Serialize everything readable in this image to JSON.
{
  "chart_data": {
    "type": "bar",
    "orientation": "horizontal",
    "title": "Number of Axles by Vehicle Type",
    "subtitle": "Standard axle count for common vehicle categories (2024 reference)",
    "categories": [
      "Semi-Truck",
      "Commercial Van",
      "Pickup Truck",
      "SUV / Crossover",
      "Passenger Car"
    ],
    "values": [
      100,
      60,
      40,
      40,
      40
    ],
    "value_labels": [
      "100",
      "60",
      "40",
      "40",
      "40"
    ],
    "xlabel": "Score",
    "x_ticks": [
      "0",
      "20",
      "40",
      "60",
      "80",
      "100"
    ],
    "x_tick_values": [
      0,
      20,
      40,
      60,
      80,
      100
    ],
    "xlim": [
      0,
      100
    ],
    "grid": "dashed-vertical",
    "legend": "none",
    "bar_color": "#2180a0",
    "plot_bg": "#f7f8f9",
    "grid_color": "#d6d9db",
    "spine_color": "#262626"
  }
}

··········

What you have to do:
Copy out every line holding the string "categories".

Output of the task:
    "subtitle": "Standard axle count for common vehicle categories (2024 reference)",
    "categories": [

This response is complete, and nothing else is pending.